> [Data items]:
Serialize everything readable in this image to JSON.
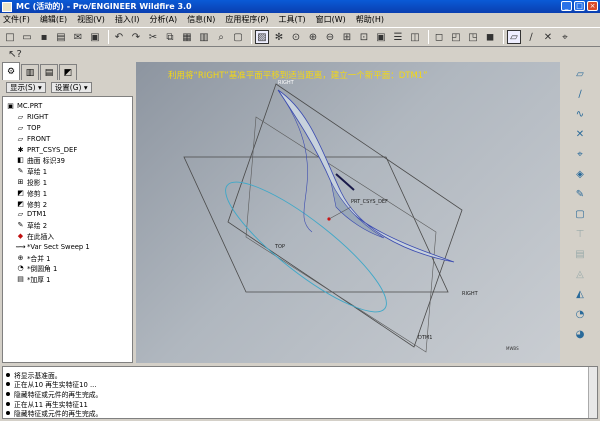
{
  "window": {
    "title": "MC (活动的) - Pro/ENGINEER Wildfire 3.0"
  },
  "menu": [
    "文件(F)",
    "编辑(E)",
    "视图(V)",
    "插入(I)",
    "分析(A)",
    "信息(N)",
    "应用程序(P)",
    "工具(T)",
    "窗口(W)",
    "帮助(H)"
  ],
  "nav": {
    "show_label": "显示(S) ▾",
    "settings_label": "设置(G) ▾"
  },
  "tree": [
    {
      "label": "MC.PRT",
      "icon": "part-icon",
      "indent": 0
    },
    {
      "label": "RIGHT",
      "icon": "datum-plane-icon",
      "indent": 1
    },
    {
      "label": "TOP",
      "icon": "datum-plane-icon",
      "indent": 1
    },
    {
      "label": "FRONT",
      "icon": "datum-plane-icon",
      "indent": 1
    },
    {
      "label": "PRT_CSYS_DEF",
      "icon": "csys-icon",
      "indent": 1
    },
    {
      "label": "曲面 标识39",
      "icon": "surface-icon",
      "indent": 1
    },
    {
      "label": "草绘 1",
      "icon": "sketch-icon",
      "indent": 1
    },
    {
      "label": "投影 1",
      "icon": "projection-icon",
      "indent": 1
    },
    {
      "label": "修剪 1",
      "icon": "trim-icon",
      "indent": 1
    },
    {
      "label": "修剪 2",
      "icon": "trim-icon",
      "indent": 1
    },
    {
      "label": "DTM1",
      "icon": "datum-plane-icon",
      "indent": 1
    },
    {
      "label": "草绘 2",
      "icon": "sketch-icon",
      "indent": 1
    },
    {
      "label": "在此插入",
      "icon": "insert-here-icon",
      "indent": 1
    },
    {
      "label": "*Var Sect Sweep 1",
      "icon": "sweep-icon",
      "indent": 1
    },
    {
      "label": "*合并 1",
      "icon": "merge-icon",
      "indent": 1
    },
    {
      "label": "*倒圆角 1",
      "icon": "round-icon",
      "indent": 1
    },
    {
      "label": "*加厚 1",
      "icon": "thicken-icon",
      "indent": 1
    }
  ],
  "viewport": {
    "message": "利用将“RIGHT”基准平面平移到适当距离，建立一个新平面：DTM1”",
    "labels": {
      "right": "RIGHT",
      "top": "TOP",
      "dtm1": "DTM1",
      "csys": "PRT_CSYS_DEF",
      "corner": "MWBS",
      "topleft": "RIGHT"
    }
  },
  "messages": [
    "将显示基准面。",
    "正在从10 再生实特征10 ...",
    "隐藏特征或元件的再生完成。",
    "正在从11 再生实特征11",
    "隐藏特征或元件的再生完成。"
  ],
  "colors": {
    "title": "#0a4fcc",
    "message_yellow": "#f4d812",
    "surface": "#c8d2dc",
    "edge_blue": "#3a4ab0"
  }
}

> [EXERCISE GOAL]: Take the data above and repeat it exactly, leaving each picture out.

> [SOLVED EXERCISE]:
Serialize everything readable in this image to JSON.
{
  "window": {
    "title": "MC (活动的) - Pro/ENGINEER Wildfire 3.0"
  },
  "menu": [
    "文件(F)",
    "编辑(E)",
    "视图(V)",
    "插入(I)",
    "分析(A)",
    "信息(N)",
    "应用程序(P)",
    "工具(T)",
    "窗口(W)",
    "帮助(H)"
  ],
  "nav": {
    "show_label": "显示(S) ▾",
    "settings_label": "设置(G) ▾"
  },
  "tree": [
    {
      "label": "MC.PRT",
      "icon": "part-icon",
      "indent": 0
    },
    {
      "label": "RIGHT",
      "icon": "datum-plane-icon",
      "indent": 1
    },
    {
      "label": "TOP",
      "icon": "datum-plane-icon",
      "indent": 1
    },
    {
      "label": "FRONT",
      "icon": "datum-plane-icon",
      "indent": 1
    },
    {
      "label": "PRT_CSYS_DEF",
      "icon": "csys-icon",
      "indent": 1
    },
    {
      "label": "曲面 标识39",
      "icon": "surface-icon",
      "indent": 1
    },
    {
      "label": "草绘 1",
      "icon": "sketch-icon",
      "indent": 1
    },
    {
      "label": "投影 1",
      "icon": "projection-icon",
      "indent": 1
    },
    {
      "label": "修剪 1",
      "icon": "trim-icon",
      "indent": 1
    },
    {
      "label": "修剪 2",
      "icon": "trim-icon",
      "indent": 1
    },
    {
      "label": "DTM1",
      "icon": "datum-plane-icon",
      "indent": 1
    },
    {
      "label": "草绘 2",
      "icon": "sketch-icon",
      "indent": 1
    },
    {
      "label": "在此插入",
      "icon": "insert-here-icon",
      "indent": 1
    },
    {
      "label": "*Var Sect Sweep 1",
      "icon": "sweep-icon",
      "indent": 1
    },
    {
      "label": "*合并 1",
      "icon": "merge-icon",
      "indent": 1
    },
    {
      "label": "*倒圆角 1",
      "icon": "round-icon",
      "indent": 1
    },
    {
      "label": "*加厚 1",
      "icon": "thicken-icon",
      "indent": 1
    }
  ],
  "viewport": {
    "message": "利用将“RIGHT”基准平面平移到适当距离，建立一个新平面：DTM1”",
    "labels": {
      "right": "RIGHT",
      "top": "TOP",
      "dtm1": "DTM1",
      "csys": "PRT_CSYS_DEF",
      "corner": "MWBS",
      "topleft": "RIGHT"
    }
  },
  "messages": [
    "将显示基准面。",
    "正在从10 再生实特征10 ...",
    "隐藏特征或元件的再生完成。",
    "正在从11 再生实特征11",
    "隐藏特征或元件的再生完成。"
  ],
  "colors": {
    "title": "#0a4fcc",
    "message_yellow": "#f4d812",
    "surface": "#c8d2dc",
    "edge_blue": "#3a4ab0"
  }
}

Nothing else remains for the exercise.